Required task – Only lines holding the string "white" are wanted; copy each one from the material.

Recorded data –

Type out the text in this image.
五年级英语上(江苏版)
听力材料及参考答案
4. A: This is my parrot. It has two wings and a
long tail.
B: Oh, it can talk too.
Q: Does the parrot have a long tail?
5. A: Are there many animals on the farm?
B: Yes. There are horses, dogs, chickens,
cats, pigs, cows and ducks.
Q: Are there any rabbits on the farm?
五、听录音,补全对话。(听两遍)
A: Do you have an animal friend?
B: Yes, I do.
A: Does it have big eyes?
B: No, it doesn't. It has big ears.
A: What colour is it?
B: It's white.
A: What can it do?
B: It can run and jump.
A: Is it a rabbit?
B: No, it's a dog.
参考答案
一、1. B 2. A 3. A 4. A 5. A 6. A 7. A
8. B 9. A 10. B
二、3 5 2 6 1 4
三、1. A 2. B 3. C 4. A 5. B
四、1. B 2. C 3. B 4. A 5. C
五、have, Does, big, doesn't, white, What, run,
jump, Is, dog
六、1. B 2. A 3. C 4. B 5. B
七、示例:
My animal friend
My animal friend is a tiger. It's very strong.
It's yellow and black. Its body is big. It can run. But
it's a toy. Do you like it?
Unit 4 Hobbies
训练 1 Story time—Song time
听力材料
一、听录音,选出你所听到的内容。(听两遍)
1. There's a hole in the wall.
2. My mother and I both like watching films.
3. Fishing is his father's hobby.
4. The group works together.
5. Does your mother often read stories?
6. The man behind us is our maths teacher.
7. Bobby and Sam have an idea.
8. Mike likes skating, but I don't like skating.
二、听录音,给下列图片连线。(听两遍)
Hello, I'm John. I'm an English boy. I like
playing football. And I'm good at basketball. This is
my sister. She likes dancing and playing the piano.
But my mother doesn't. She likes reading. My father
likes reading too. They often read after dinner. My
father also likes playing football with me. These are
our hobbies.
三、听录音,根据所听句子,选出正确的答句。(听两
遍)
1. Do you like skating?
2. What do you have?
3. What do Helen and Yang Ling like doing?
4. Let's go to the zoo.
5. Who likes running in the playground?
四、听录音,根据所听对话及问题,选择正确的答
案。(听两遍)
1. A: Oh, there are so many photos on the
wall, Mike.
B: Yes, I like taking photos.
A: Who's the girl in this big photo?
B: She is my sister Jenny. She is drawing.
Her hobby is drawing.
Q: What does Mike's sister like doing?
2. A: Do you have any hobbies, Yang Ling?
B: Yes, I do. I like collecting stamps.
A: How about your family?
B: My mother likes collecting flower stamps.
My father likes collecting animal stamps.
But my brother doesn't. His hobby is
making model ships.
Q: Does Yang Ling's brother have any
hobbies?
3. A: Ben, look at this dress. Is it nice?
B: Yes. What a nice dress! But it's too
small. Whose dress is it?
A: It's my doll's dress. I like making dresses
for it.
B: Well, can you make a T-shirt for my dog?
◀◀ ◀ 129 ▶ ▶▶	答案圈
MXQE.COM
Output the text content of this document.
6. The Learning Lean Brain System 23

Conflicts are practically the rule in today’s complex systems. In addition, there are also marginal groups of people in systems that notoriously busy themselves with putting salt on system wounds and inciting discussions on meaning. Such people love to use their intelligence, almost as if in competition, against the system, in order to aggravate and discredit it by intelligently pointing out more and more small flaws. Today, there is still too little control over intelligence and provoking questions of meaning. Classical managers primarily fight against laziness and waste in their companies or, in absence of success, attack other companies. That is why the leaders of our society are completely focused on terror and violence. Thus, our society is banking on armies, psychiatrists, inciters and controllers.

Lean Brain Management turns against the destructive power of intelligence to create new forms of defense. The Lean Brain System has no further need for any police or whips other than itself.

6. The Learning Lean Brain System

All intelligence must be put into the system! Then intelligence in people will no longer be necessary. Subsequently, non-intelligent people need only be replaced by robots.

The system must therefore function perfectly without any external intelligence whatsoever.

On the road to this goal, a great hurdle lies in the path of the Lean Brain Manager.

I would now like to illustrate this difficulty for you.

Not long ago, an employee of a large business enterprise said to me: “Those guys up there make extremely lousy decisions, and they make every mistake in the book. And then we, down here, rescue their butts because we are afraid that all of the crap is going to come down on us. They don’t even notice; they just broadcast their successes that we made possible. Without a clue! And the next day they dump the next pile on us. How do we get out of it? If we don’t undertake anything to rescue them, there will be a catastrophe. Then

Output for this task –
B: It's white.
五、have, Does, big, doesn't, white, What, run,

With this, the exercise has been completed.